Text to read:

# We had some success - finally



## Pointgold (Jun 6, 2007)

Congrats, Hank! That is wonderful news about Lucy (I love her registered name, BTW) and thrilling about little Oriana!


----------



## arcane (Sep 18, 2007)

Congrats Hank!!!!!!! good job girls!!!!!


----------



## SadieBodean (Mar 28, 2008)

Congrats! What exactly do you need to get a UDX?


----------



## dannyra (Aug 5, 2008)

Upon completion of the UD title, dogs may earn the Utility Dog Excellent (UDX) by receiving 10 passing scores in both Open B and Utility B at the same show.

Just happened to be on the AKC site trying to learn what all the acronyms were for.


----------



## Ljilly28 (Jan 22, 2008)

Hank's girls: Woo to the Hoo! Congratulations to both. Very impressive, little Oriana. UDX is beyond my imagination- I cant believe how amazing Lucy and Keeper are.


----------



## Ash (Sep 11, 2007)

Congrats!!! Thats awesome news!


----------



## LibertyME (Jan 6, 2007)

What a thrill Hank!!!
Little Oriana is growing up so fast!!!!


----------



## HovawartMom (Aug 10, 2006)

Congrats on a job,well done!.


----------



## TheHooch (May 9, 2007)

Sounds like a successful weekend. Congrats!!!!!!


----------



## Debles (Sep 6, 2007)

WOW. How wonderful!!! Great job Girls and Hank too!


----------



## AmbikaGR (Dec 31, 2007)

SadieBodean said:


> Congrats! What exactly do you need to get a UDX?


My response would have been a good sense of humor and LOTS of entries but Dannyra's response below is the correct one. 



dannyra said:


> Upon completion of the UD title, dogs may earn the Utility Dog Excellent (UDX) by receiving 10 passing scores in both Open B and Utility B at the same show.
> 
> Just happened to be on the AKC site trying to learn what all the acronyms were for.


----------



## Tahnee GR (Aug 26, 2006)

Material:
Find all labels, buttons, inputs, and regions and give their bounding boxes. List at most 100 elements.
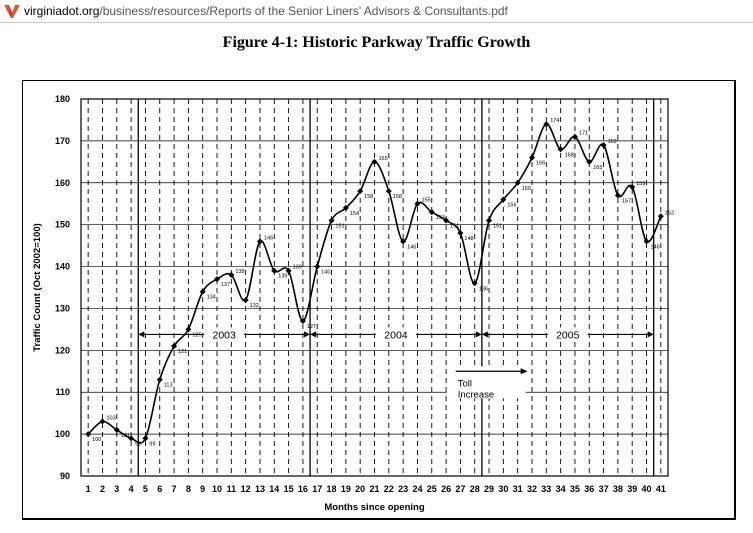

Work instructions:
- a) Decide whether each statement below agrees with the forum thread: (i) earning the UDX requires 10 passing scores in both Open B and Utility B at the same show; (ii) a dog may earn the UDX before completing the UD title; (iii) Pointgold says they love Lucy's registered name. Answer yes or no for each, quoting the words of the thread that decide it.
- b) According to the forum thread, what does AmbikaGR say their own answer would have been to the question of what is needed for a UDX?
- c) Repeat the part of the forum thread from "Hank's girls: Woo" up to and including "and Keeper are.", word for word.

Answers given:
- a)
(i) Yes: "receiving 10 passing scores in both Open B and Utility B at the same show"
(ii) No: "Upon completion of the UD title, dogs may earn the Utility Dog Excellent (UDX)"
(iii) Yes: "I love her registered name, BTW"

- b) A good sense of humor and LOTS of entries.

- c)
Hank's girls: Woo to the Hoo! Congratulations to both. Very impressive, little Oriana. UDX is beyond my imagination- I cant believe how amazing Lucy and Keeper are.